====== DATA SHOWN ======

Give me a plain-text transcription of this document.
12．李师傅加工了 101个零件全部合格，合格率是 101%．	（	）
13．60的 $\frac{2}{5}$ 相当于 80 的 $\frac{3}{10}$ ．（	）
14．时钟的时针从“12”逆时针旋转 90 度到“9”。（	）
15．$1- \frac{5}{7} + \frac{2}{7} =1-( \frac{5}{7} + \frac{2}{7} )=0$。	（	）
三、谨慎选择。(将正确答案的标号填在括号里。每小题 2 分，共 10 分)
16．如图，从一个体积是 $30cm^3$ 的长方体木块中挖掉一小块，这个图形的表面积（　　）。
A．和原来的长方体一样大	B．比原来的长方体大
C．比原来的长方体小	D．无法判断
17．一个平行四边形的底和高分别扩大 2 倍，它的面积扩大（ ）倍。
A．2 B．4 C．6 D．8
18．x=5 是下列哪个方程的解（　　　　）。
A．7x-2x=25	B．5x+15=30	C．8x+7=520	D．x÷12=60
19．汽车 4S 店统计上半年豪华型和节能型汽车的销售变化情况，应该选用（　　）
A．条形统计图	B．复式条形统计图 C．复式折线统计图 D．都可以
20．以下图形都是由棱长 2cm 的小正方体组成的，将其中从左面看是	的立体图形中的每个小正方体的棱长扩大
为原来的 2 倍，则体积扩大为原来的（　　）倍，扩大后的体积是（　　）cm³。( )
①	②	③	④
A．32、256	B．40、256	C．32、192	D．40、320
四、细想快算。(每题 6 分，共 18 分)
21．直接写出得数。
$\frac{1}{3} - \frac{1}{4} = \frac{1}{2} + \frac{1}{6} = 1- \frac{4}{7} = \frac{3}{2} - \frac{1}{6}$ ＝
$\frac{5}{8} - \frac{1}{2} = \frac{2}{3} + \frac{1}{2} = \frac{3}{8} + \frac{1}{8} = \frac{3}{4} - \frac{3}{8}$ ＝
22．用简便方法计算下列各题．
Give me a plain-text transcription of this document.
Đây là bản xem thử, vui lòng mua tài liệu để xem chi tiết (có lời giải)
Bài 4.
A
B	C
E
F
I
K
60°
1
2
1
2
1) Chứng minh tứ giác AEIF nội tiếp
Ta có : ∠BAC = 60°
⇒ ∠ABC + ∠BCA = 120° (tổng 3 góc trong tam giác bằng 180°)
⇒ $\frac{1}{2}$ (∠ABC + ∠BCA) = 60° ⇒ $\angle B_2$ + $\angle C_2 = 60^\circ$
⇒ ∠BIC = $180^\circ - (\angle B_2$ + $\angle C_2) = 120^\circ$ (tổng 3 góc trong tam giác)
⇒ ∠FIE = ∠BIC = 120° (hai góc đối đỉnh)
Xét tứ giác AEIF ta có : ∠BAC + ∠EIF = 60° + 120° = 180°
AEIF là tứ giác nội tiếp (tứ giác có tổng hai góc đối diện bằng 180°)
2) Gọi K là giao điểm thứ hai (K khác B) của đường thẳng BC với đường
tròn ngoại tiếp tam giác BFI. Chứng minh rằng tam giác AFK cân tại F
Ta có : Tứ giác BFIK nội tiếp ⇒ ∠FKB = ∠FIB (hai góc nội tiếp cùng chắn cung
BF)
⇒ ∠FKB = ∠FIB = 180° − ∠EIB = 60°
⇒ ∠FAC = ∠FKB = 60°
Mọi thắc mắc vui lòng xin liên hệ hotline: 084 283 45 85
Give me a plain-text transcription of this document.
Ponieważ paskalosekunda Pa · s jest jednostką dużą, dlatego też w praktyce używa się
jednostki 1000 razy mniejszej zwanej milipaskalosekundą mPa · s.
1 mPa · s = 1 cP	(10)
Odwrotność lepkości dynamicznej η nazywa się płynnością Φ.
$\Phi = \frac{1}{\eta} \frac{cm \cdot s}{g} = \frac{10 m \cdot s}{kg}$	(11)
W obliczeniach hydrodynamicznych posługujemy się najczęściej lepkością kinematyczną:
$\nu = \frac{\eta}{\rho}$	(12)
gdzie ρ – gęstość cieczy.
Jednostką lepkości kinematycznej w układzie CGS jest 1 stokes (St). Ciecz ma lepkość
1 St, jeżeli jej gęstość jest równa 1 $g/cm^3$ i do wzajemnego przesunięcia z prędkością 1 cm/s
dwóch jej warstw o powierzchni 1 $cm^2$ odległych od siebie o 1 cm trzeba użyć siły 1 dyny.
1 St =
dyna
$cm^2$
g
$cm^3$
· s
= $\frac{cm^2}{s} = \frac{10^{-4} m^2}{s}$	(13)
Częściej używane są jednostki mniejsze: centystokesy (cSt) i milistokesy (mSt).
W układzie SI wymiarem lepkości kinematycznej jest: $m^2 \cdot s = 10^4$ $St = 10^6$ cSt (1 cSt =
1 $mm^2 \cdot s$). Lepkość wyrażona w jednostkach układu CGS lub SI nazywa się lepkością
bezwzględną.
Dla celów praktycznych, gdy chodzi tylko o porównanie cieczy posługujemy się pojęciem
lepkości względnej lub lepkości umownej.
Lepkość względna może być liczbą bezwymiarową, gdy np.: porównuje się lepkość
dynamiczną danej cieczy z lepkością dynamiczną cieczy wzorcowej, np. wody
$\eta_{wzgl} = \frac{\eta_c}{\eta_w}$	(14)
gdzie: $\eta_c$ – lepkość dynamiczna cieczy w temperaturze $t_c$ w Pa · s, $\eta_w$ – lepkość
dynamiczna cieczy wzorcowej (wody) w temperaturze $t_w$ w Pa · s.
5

======

--- WHAT TO PRODUCE ---
Copy every record exactly, with nothing added or dropped.

--- EXERCISE RESULT ---
Give me a plain-text transcription of this document.
12．李师傅加工了 101个零件全部合格，合格率是 101%．	（	）
13．60的 $\frac{2}{5}$ 相当于 80 的 $\frac{3}{10}$ ．（	）
14．时钟的时针从“12”逆时针旋转 90 度到“9”。（	）
15．$1- \frac{5}{7} + \frac{2}{7} =1-( \frac{5}{7} + \frac{2}{7} )=0$。	（	）
三、谨慎选择。(将正确答案的标号填在括号里。每小题 2 分，共 10 分)
16．如图，从一个体积是 $30cm^3$ 的长方体木块中挖掉一小块，这个图形的表面积（　　）。
A．和原来的长方体一样大	B．比原来的长方体大
C．比原来的长方体小	D．无法判断
17．一个平行四边形的底和高分别扩大 2 倍，它的面积扩大（ ）倍。
A．2 B．4 C．6 D．8
18．x=5 是下列哪个方程的解（　　　　）。
A．7x-2x=25	B．5x+15=30	C．8x+7=520	D．x÷12=60
19．汽车 4S 店统计上半年豪华型和节能型汽车的销售变化情况，应该选用（　　）
A．条形统计图	B．复式条形统计图 C．复式折线统计图 D．都可以
20．以下图形都是由棱长 2cm 的小正方体组成的，将其中从左面看是	的立体图形中的每个小正方体的棱长扩大
为原来的 2 倍，则体积扩大为原来的（　　）倍，扩大后的体积是（　　）cm³。( )
①	②	③	④
A．32、256	B．40、256	C．32、192	D．40、320
四、细想快算。(每题 6 分，共 18 分)
21．直接写出得数。
$\frac{1}{3} - \frac{1}{4} = \frac{1}{2} + \frac{1}{6} = 1- \frac{4}{7} = \frac{3}{2} - \frac{1}{6}$ ＝
$\frac{5}{8} - \frac{1}{2} = \frac{2}{3} + \frac{1}{2} = \frac{3}{8} + \frac{1}{8} = \frac{3}{4} - \frac{3}{8}$ ＝
22．用简便方法计算下列各题．
Give me a plain-text transcription of this document.
Đây là bản xem thử, vui lòng mua tài liệu để xem chi tiết (có lời giải)
Bài 4.
A
B	C
E
F
I
K
60°
1
2
1
2
1) Chứng minh tứ giác AEIF nội tiếp
Ta có : ∠BAC = 60°
⇒ ∠ABC + ∠BCA = 120° (tổng 3 góc trong tam giác bằng 180°)
⇒ $\frac{1}{2}$ (∠ABC + ∠BCA) = 60° ⇒ $\angle B_2$ + $\angle C_2 = 60^\circ$
⇒ ∠BIC = $180^\circ - (\angle B_2$ + $\angle C_2) = 120^\circ$ (tổng 3 góc trong tam giác)
⇒ ∠FIE = ∠BIC = 120° (hai góc đối đỉnh)
Xét tứ giác AEIF ta có : ∠BAC + ∠EIF = 60° + 120° = 180°
AEIF là tứ giác nội tiếp (tứ giác có tổng hai góc đối diện bằng 180°)
2) Gọi K là giao điểm thứ hai (K khác B) của đường thẳng BC với đường
tròn ngoại tiếp tam giác BFI. Chứng minh rằng tam giác AFK cân tại F
Ta có : Tứ giác BFIK nội tiếp ⇒ ∠FKB = ∠FIB (hai góc nội tiếp cùng chắn cung
BF)
⇒ ∠FKB = ∠FIB = 180° − ∠EIB = 60°
⇒ ∠FAC = ∠FKB = 60°
Mọi thắc mắc vui lòng xin liên hệ hotline: 084 283 45 85
Give me a plain-text transcription of this document.
Ponieważ paskalosekunda Pa · s jest jednostką dużą, dlatego też w praktyce używa się
jednostki 1000 razy mniejszej zwanej milipaskalosekundą mPa · s.
1 mPa · s = 1 cP	(10)
Odwrotność lepkości dynamicznej η nazywa się płynnością Φ.
$\Phi = \frac{1}{\eta} \frac{cm \cdot s}{g} = \frac{10 m \cdot s}{kg}$	(11)
W obliczeniach hydrodynamicznych posługujemy się najczęściej lepkością kinematyczną:
$\nu = \frac{\eta}{\rho}$	(12)
gdzie ρ – gęstość cieczy.
Jednostką lepkości kinematycznej w układzie CGS jest 1 stokes (St). Ciecz ma lepkość
1 St, jeżeli jej gęstość jest równa 1 $g/cm^3$ i do wzajemnego przesunięcia z prędkością 1 cm/s
dwóch jej warstw o powierzchni 1 $cm^2$ odległych od siebie o 1 cm trzeba użyć siły 1 dyny.
1 St =
dyna
$cm^2$
g
$cm^3$
· s
= $\frac{cm^2}{s} = \frac{10^{-4} m^2}{s}$	(13)
Częściej używane są jednostki mniejsze: centystokesy (cSt) i milistokesy (mSt).
W układzie SI wymiarem lepkości kinematycznej jest: $m^2 \cdot s = 10^4$ $St = 10^6$ cSt (1 cSt =
1 $mm^2 \cdot s$). Lepkość wyrażona w jednostkach układu CGS lub SI nazywa się lepkością
bezwzględną.
Dla celów praktycznych, gdy chodzi tylko o porównanie cieczy posługujemy się pojęciem
lepkości względnej lub lepkości umownej.
Lepkość względna może być liczbą bezwymiarową, gdy np.: porównuje się lepkość
dynamiczną danej cieczy z lepkością dynamiczną cieczy wzorcowej, np. wody
$\eta_{wzgl} = \frac{\eta_c}{\eta_w}$	(14)
gdzie: $\eta_c$ – lepkość dynamiczna cieczy w temperaturze $t_c$ w Pa · s, $\eta_w$ – lepkość
dynamiczna cieczy wzorcowej (wody) w temperaturze $t_w$ w Pa · s.
5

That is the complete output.